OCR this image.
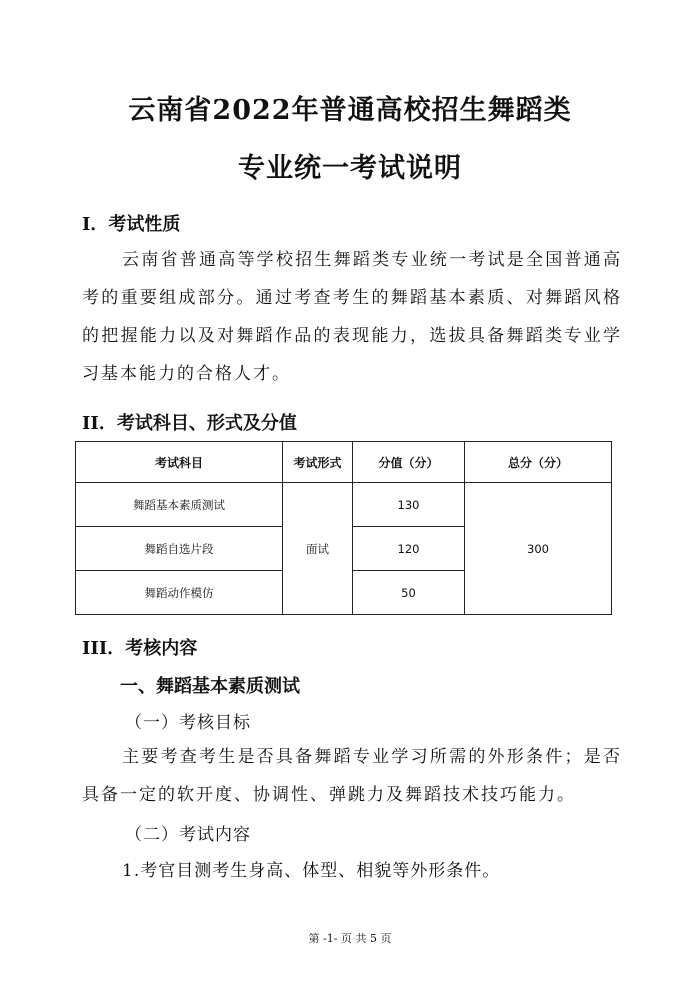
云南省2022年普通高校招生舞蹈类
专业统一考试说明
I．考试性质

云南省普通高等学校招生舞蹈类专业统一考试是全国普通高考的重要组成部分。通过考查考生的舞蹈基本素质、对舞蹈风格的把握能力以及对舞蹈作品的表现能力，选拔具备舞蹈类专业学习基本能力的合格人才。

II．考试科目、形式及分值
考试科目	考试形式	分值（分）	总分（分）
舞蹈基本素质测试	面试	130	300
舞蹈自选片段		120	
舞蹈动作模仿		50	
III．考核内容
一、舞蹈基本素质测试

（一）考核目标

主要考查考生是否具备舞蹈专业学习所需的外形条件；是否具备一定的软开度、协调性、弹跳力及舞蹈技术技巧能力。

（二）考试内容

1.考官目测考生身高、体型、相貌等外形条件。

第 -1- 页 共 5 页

........

■ WRITTEN TASK ■
Without the pictures, extract every entry verbatim.

■ FINAL ANSWER ■
OCR this image.
云南省2022年普通高校招生舞蹈类
专业统一考试说明
I．考试性质

云南省普通高等学校招生舞蹈类专业统一考试是全国普通高考的重要组成部分。通过考查考生的舞蹈基本素质、对舞蹈风格的把握能力以及对舞蹈作品的表现能力，选拔具备舞蹈类专业学习基本能力的合格人才。

II．考试科目、形式及分值
考试科目	考试形式	分值（分）	总分（分）
舞蹈基本素质测试	面试	130	300
舞蹈自选片段		120	
舞蹈动作模仿		50	
III．考核内容
一、舞蹈基本素质测试

（一）考核目标

主要考查考生是否具备舞蹈专业学习所需的外形条件；是否具备一定的软开度、协调性、弹跳力及舞蹈技术技巧能力。

（二）考试内容

1.考官目测考生身高、体型、相貌等外形条件。

第 -1- 页 共 5 页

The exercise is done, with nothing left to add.